→ **YOUR GOAL**:
Everything in the listing should be restated word for word.

Figure data in JSON
---*---

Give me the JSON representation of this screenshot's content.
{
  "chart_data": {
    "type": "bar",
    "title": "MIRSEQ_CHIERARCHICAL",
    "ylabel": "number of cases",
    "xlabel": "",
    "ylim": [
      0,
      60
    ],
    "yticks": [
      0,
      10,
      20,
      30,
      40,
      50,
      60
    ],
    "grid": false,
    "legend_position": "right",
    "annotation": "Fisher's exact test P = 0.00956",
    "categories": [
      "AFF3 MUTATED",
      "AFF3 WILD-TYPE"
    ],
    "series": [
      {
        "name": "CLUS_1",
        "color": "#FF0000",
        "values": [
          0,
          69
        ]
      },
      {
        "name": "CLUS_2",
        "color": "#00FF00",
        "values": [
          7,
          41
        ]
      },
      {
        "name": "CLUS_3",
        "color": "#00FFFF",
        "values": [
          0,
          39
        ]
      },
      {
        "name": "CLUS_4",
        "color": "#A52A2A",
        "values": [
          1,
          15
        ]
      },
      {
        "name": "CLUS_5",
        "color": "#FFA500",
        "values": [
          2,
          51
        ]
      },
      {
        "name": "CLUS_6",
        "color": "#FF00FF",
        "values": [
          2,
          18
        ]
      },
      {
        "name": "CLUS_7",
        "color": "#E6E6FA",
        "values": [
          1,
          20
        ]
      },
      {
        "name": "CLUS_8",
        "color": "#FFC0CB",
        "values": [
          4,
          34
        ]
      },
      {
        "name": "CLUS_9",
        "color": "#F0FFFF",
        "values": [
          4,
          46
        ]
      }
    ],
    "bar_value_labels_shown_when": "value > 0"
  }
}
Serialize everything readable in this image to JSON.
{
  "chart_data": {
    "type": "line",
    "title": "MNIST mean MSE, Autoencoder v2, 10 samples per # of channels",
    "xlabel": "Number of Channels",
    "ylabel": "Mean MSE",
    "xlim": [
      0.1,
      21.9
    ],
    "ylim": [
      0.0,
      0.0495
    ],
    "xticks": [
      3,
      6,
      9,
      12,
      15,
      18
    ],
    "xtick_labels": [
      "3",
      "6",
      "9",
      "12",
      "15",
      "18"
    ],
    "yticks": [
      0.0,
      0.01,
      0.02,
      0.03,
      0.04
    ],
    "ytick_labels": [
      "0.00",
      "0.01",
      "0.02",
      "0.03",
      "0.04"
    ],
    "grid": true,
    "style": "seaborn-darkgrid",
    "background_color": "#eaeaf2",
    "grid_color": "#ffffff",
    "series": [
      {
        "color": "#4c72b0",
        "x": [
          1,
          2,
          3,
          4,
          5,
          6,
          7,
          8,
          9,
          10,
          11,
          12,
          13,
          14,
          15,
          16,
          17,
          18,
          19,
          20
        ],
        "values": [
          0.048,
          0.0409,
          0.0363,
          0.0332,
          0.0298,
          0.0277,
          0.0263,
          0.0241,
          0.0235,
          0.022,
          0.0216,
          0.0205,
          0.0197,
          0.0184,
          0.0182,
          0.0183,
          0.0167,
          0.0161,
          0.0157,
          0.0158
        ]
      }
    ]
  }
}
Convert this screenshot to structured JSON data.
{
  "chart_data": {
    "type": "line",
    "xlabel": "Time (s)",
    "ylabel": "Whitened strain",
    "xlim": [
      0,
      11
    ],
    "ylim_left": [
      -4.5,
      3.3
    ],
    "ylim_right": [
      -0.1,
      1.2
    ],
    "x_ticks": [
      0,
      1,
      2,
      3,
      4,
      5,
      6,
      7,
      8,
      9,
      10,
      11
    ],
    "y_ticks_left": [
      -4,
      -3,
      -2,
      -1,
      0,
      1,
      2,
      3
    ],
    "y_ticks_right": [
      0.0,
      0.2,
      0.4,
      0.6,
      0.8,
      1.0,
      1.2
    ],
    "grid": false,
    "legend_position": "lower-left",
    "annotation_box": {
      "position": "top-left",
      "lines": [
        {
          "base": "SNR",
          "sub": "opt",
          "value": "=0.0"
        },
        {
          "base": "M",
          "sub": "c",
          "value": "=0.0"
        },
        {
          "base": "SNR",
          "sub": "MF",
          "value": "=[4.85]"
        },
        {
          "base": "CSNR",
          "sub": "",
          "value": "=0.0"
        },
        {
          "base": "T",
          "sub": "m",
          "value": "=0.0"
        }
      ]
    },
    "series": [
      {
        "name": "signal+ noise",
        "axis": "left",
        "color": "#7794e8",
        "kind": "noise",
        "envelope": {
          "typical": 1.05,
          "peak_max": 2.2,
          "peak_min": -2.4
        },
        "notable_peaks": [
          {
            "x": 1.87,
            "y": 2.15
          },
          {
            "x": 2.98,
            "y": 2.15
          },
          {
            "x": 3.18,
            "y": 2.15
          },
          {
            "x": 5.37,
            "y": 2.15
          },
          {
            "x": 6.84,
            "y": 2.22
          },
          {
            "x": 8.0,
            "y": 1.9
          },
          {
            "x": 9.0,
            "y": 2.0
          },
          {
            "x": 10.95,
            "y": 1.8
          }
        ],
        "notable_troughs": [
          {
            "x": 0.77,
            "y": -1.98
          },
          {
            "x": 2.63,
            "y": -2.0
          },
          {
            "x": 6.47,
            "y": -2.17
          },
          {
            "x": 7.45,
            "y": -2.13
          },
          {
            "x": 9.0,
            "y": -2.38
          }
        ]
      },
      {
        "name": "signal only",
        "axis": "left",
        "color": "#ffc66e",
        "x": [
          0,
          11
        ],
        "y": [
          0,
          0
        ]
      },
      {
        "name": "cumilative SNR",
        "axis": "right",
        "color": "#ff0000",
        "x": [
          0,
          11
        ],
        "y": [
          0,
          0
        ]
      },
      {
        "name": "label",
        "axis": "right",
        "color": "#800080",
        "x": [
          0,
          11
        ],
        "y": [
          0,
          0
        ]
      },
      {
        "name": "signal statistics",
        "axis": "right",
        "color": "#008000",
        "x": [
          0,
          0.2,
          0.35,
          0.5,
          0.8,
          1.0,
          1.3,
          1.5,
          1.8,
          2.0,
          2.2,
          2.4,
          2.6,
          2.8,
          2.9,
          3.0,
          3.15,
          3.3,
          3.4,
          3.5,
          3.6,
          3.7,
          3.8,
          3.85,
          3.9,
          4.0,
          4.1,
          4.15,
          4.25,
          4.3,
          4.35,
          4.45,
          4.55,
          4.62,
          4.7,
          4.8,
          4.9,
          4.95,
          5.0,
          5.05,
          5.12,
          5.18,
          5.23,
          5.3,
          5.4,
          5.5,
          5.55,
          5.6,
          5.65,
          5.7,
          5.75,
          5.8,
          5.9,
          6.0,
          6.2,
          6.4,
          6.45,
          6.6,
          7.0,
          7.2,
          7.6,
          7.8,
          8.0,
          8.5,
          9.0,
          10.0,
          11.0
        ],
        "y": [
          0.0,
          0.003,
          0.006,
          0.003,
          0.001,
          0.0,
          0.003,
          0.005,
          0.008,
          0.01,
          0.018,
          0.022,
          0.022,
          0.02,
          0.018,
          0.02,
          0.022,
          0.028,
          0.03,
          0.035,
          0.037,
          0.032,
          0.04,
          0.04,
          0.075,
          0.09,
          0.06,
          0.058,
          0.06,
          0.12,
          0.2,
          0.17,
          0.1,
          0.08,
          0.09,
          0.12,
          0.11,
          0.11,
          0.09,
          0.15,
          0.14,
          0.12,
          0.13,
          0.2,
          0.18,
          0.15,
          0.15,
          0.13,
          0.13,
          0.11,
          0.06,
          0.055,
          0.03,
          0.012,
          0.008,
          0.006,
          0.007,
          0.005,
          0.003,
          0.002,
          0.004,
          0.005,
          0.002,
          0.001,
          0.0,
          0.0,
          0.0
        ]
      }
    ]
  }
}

---*---

→ **WRITTEN ANSWER**:
Give me the JSON representation of this screenshot's content.
{
  "chart_data": {
    "type": "bar",
    "title": "MIRSEQ_CHIERARCHICAL",
    "ylabel": "number of cases",
    "xlabel": "",
    "ylim": [
      0,
      60
    ],
    "yticks": [
      0,
      10,
      20,
      30,
      40,
      50,
      60
    ],
    "grid": false,
    "legend_position": "right",
    "annotation": "Fisher's exact test P = 0.00956",
    "categories": [
      "AFF3 MUTATED",
      "AFF3 WILD-TYPE"
    ],
    "series": [
      {
        "name": "CLUS_1",
        "color": "#FF0000",
        "values": [
          0,
          69
        ]
      },
      {
        "name": "CLUS_2",
        "color": "#00FF00",
        "values": [
          7,
          41
        ]
      },
      {
        "name": "CLUS_3",
        "color": "#00FFFF",
        "values": [
          0,
          39
        ]
      },
      {
        "name": "CLUS_4",
        "color": "#A52A2A",
        "values": [
          1,
          15
        ]
      },
      {
        "name": "CLUS_5",
        "color": "#FFA500",
        "values": [
          2,
          51
        ]
      },
      {
        "name": "CLUS_6",
        "color": "#FF00FF",
        "values": [
          2,
          18
        ]
      },
      {
        "name": "CLUS_7",
        "color": "#E6E6FA",
        "values": [
          1,
          20
        ]
      },
      {
        "name": "CLUS_8",
        "color": "#FFC0CB",
        "values": [
          4,
          34
        ]
      },
      {
        "name": "CLUS_9",
        "color": "#F0FFFF",
        "values": [
          4,
          46
        ]
      }
    ],
    "bar_value_labels_shown_when": "value > 0"
  }
}
Serialize everything readable in this image to JSON.
{
  "chart_data": {
    "type": "line",
    "title": "MNIST mean MSE, Autoencoder v2, 10 samples per # of channels",
    "xlabel": "Number of Channels",
    "ylabel": "Mean MSE",
    "xlim": [
      0.1,
      21.9
    ],
    "ylim": [
      0.0,
      0.0495
    ],
    "xticks": [
      3,
      6,
      9,
      12,
      15,
      18
    ],
    "xtick_labels": [
      "3",
      "6",
      "9",
      "12",
      "15",
      "18"
    ],
    "yticks": [
      0.0,
      0.01,
      0.02,
      0.03,
      0.04
    ],
    "ytick_labels": [
      "0.00",
      "0.01",
      "0.02",
      "0.03",
      "0.04"
    ],
    "grid": true,
    "style": "seaborn-darkgrid",
    "background_color": "#eaeaf2",
    "grid_color": "#ffffff",
    "series": [
      {
        "color": "#4c72b0",
        "x": [
          1,
          2,
          3,
          4,
          5,
          6,
          7,
          8,
          9,
          10,
          11,
          12,
          13,
          14,
          15,
          16,
          17,
          18,
          19,
          20
        ],
        "values": [
          0.048,
          0.0409,
          0.0363,
          0.0332,
          0.0298,
          0.0277,
          0.0263,
          0.0241,
          0.0235,
          0.022,
          0.0216,
          0.0205,
          0.0197,
          0.0184,
          0.0182,
          0.0183,
          0.0167,
          0.0161,
          0.0157,
          0.0158
        ]
      }
    ]
  }
}
Convert this screenshot to structured JSON data.
{
  "chart_data": {
    "type": "line",
    "xlabel": "Time (s)",
    "ylabel": "Whitened strain",
    "xlim": [
      0,
      11
    ],
    "ylim_left": [
      -4.5,
      3.3
    ],
    "ylim_right": [
      -0.1,
      1.2
    ],
    "x_ticks": [
      0,
      1,
      2,
      3,
      4,
      5,
      6,
      7,
      8,
      9,
      10,
      11
    ],
    "y_ticks_left": [
      -4,
      -3,
      -2,
      -1,
      0,
      1,
      2,
      3
    ],
    "y_ticks_right": [
      0.0,
      0.2,
      0.4,
      0.6,
      0.8,
      1.0,
      1.2
    ],
    "grid": false,
    "legend_position": "lower-left",
    "annotation_box": {
      "position": "top-left",
      "lines": [
        {
          "base": "SNR",
          "sub": "opt",
          "value": "=0.0"
        },
        {
          "base": "M",
          "sub": "c",
          "value": "=0.0"
        },
        {
          "base": "SNR",
          "sub": "MF",
          "value": "=[4.85]"
        },
        {
          "base": "CSNR",
          "sub": "",
          "value": "=0.0"
        },
        {
          "base": "T",
          "sub": "m",
          "value": "=0.0"
        }
      ]
    },
    "series": [
      {
        "name": "signal+ noise",
        "axis": "left",
        "color": "#7794e8",
        "kind": "noise",
        "envelope": {
          "typical": 1.05,
          "peak_max": 2.2,
          "peak_min": -2.4
        },
        "notable_peaks": [
          {
            "x": 1.87,
            "y": 2.15
          },
          {
            "x": 2.98,
            "y": 2.15
          },
          {
            "x": 3.18,
            "y": 2.15
          },
          {
            "x": 5.37,
            "y": 2.15
          },
          {
            "x": 6.84,
            "y": 2.22
          },
          {
            "x": 8.0,
            "y": 1.9
          },
          {
            "x": 9.0,
            "y": 2.0
          },
          {
            "x": 10.95,
            "y": 1.8
          }
        ],
        "notable_troughs": [
          {
            "x": 0.77,
            "y": -1.98
          },
          {
            "x": 2.63,
            "y": -2.0
          },
          {
            "x": 6.47,
            "y": -2.17
          },
          {
            "x": 7.45,
            "y": -2.13
          },
          {
            "x": 9.0,
            "y": -2.38
          }
        ]
      },
      {
        "name": "signal only",
        "axis": "left",
        "color": "#ffc66e",
        "x": [
          0,
          11
        ],
        "y": [
          0,
          0
        ]
      },
      {
        "name": "cumilative SNR",
        "axis": "right",
        "color": "#ff0000",
        "x": [
          0,
          11
        ],
        "y": [
          0,
          0
        ]
      },
      {
        "name": "label",
        "axis": "right",
        "color": "#800080",
        "x": [
          0,
          11
        ],
        "y": [
          0,
          0
        ]
      },
      {
        "name": "signal statistics",
        "axis": "right",
        "color": "#008000",
        "x": [
          0,
          0.2,
          0.35,
          0.5,
          0.8,
          1.0,
          1.3,
          1.5,
          1.8,
          2.0,
          2.2,
          2.4,
          2.6,
          2.8,
          2.9,
          3.0,
          3.15,
          3.3,
          3.4,
          3.5,
          3.6,
          3.7,
          3.8,
          3.85,
          3.9,
          4.0,
          4.1,
          4.15,
          4.25,
          4.3,
          4.35,
          4.45,
          4.55,
          4.62,
          4.7,
          4.8,
          4.9,
          4.95,
          5.0,
          5.05,
          5.12,
          5.18,
          5.23,
          5.3,
          5.4,
          5.5,
          5.55,
          5.6,
          5.65,
          5.7,
          5.75,
          5.8,
          5.9,
          6.0,
          6.2,
          6.4,
          6.45,
          6.6,
          7.0,
          7.2,
          7.6,
          7.8,
          8.0,
          8.5,
          9.0,
          10.0,
          11.0
        ],
        "y": [
          0.0,
          0.003,
          0.006,
          0.003,
          0.001,
          0.0,
          0.003,
          0.005,
          0.008,
          0.01,
          0.018,
          0.022,
          0.022,
          0.02,
          0.018,
          0.02,
          0.022,
          0.028,
          0.03,
          0.035,
          0.037,
          0.032,
          0.04,
          0.04,
          0.075,
          0.09,
          0.06,
          0.058,
          0.06,
          0.12,
          0.2,
          0.17,
          0.1,
          0.08,
          0.09,
          0.12,
          0.11,
          0.11,
          0.09,
          0.15,
          0.14,
          0.12,
          0.13,
          0.2,
          0.18,
          0.15,
          0.15,
          0.13,
          0.13,
          0.11,
          0.06,
          0.055,
          0.03,
          0.012,
          0.008,
          0.006,
          0.007,
          0.005,
          0.003,
          0.002,
          0.004,
          0.005,
          0.002,
          0.001,
          0.0,
          0.0,
          0.0
        ]
      }
    ]
  }
}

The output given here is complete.